-- BEGIN MATERIAL PROVIDED --
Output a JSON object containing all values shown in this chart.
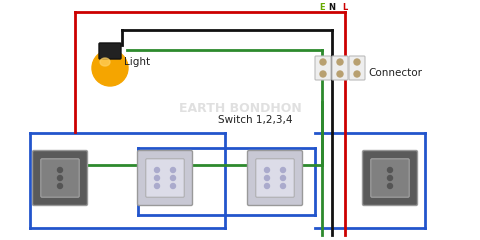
{
  "bg_color": "#ffffff",
  "wire_colors": {
    "red": "#cc0000",
    "green": "#2d8a2d",
    "black": "#111111",
    "blue": "#2255cc",
    "yellow_green": "#66aa00"
  },
  "connector_labels": [
    "E",
    "N",
    "L"
  ],
  "connector_label_colors": [
    "#66aa00",
    "#111111",
    "#cc0000"
  ],
  "label_switch": "Switch 1,2,3,4",
  "label_light": "Light",
  "label_connector": "Connector",
  "watermark": "EARTH BONDHON"
}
-- END MATERIAL PROVIDED --
WRITTEN EXERCISE
All entries are to be retyped exactly. Omit any embedded images.

OUTPUT FOR THIS TASK
Output a JSON object containing all values shown in this chart.
{
  "bg_color": "#ffffff",
  "wire_colors": {
    "red": "#cc0000",
    "green": "#2d8a2d",
    "black": "#111111",
    "blue": "#2255cc",
    "yellow_green": "#66aa00"
  },
  "connector_labels": [
    "E",
    "N",
    "L"
  ],
  "connector_label_colors": [
    "#66aa00",
    "#111111",
    "#cc0000"
  ],
  "label_switch": "Switch 1,2,3,4",
  "label_light": "Light",
  "label_connector": "Connector",
  "watermark": "EARTH BONDHON"
}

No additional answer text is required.